• TASK INSTRUCTIONS
Print all the records exactly, please.

• SUPPLIED INFORMATION
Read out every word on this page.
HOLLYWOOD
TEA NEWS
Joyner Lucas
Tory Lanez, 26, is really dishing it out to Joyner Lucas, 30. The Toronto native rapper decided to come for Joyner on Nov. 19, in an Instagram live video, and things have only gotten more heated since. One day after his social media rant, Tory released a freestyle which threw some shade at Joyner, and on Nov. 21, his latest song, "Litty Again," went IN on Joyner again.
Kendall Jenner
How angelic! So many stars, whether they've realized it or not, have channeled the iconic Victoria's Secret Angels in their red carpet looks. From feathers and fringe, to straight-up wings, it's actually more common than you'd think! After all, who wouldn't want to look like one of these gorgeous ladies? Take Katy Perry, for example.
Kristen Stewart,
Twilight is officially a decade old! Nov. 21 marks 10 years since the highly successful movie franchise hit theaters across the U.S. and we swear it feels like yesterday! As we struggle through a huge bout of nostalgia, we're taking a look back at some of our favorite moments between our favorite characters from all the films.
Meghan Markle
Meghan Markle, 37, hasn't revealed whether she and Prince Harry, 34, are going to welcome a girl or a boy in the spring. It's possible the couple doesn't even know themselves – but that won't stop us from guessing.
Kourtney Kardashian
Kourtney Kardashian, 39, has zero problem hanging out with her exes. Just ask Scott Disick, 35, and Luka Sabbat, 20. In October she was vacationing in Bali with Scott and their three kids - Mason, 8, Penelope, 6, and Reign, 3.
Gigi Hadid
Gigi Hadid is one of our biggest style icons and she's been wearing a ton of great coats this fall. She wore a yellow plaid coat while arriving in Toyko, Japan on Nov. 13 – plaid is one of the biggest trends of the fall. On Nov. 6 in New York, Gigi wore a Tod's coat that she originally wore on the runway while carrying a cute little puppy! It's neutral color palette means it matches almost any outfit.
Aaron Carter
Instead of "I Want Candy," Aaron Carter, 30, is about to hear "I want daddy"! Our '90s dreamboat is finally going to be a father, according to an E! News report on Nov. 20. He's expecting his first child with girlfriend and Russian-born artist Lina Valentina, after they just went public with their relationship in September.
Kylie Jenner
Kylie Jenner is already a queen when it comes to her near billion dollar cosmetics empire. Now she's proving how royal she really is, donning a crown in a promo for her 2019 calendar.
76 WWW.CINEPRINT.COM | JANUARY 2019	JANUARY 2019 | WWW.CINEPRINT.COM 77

• WRITTEN RESPONSE
Read out every word on this page.
HOLLYWOOD
TEA NEWS
Joyner Lucas
Tory Lanez, 26, is really dishing it out to Joyner Lucas, 30. The Toronto native rapper decided to come for Joyner on Nov. 19, in an Instagram live video, and things have only gotten more heated since. One day after his social media rant, Tory released a freestyle which threw some shade at Joyner, and on Nov. 21, his latest song, "Litty Again," went IN on Joyner again.
Kendall Jenner
How angelic! So many stars, whether they've realized it or not, have channeled the iconic Victoria's Secret Angels in their red carpet looks. From feathers and fringe, to straight-up wings, it's actually more common than you'd think! After all, who wouldn't want to look like one of these gorgeous ladies? Take Katy Perry, for example.
Kristen Stewart,
Twilight is officially a decade old! Nov. 21 marks 10 years since the highly successful movie franchise hit theaters across the U.S. and we swear it feels like yesterday! As we struggle through a huge bout of nostalgia, we're taking a look back at some of our favorite moments between our favorite characters from all the films.
Meghan Markle
Meghan Markle, 37, hasn't revealed whether she and Prince Harry, 34, are going to welcome a girl or a boy in the spring. It's possible the couple doesn't even know themselves – but that won't stop us from guessing.
Kourtney Kardashian
Kourtney Kardashian, 39, has zero problem hanging out with her exes. Just ask Scott Disick, 35, and Luka Sabbat, 20. In October she was vacationing in Bali with Scott and their three kids - Mason, 8, Penelope, 6, and Reign, 3.
Gigi Hadid
Gigi Hadid is one of our biggest style icons and she's been wearing a ton of great coats this fall. She wore a yellow plaid coat while arriving in Toyko, Japan on Nov. 13 – plaid is one of the biggest trends of the fall. On Nov. 6 in New York, Gigi wore a Tod's coat that she originally wore on the runway while carrying a cute little puppy! It's neutral color palette means it matches almost any outfit.
Aaron Carter
Instead of "I Want Candy," Aaron Carter, 30, is about to hear "I want daddy"! Our '90s dreamboat is finally going to be a father, according to an E! News report on Nov. 20. He's expecting his first child with girlfriend and Russian-born artist Lina Valentina, after they just went public with their relationship in September.
Kylie Jenner
Kylie Jenner is already a queen when it comes to her near billion dollar cosmetics empire. Now she's proving how royal she really is, donning a crown in a promo for her 2019 calendar.
76 WWW.CINEPRINT.COM | JANUARY 2019	JANUARY 2019 | WWW.CINEPRINT.COM 77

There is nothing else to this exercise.